> [Stored data]:
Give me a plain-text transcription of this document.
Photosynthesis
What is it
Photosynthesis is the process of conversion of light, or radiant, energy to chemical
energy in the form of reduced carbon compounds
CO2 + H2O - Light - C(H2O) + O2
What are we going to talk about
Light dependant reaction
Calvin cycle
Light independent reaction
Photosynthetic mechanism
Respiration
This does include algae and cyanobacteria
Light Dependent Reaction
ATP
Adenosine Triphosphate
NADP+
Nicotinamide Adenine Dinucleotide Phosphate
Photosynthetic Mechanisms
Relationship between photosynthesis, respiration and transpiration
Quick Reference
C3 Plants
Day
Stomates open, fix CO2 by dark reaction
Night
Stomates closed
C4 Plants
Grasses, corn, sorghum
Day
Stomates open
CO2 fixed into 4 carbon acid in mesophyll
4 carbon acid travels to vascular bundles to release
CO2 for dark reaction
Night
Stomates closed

> [Work required]:
If a line of the data holds the string "Stomates", list it.

> [Worked solution]:
Stomates open, fix CO2 by dark reaction
Stomates closed
Stomates open
Stomates closed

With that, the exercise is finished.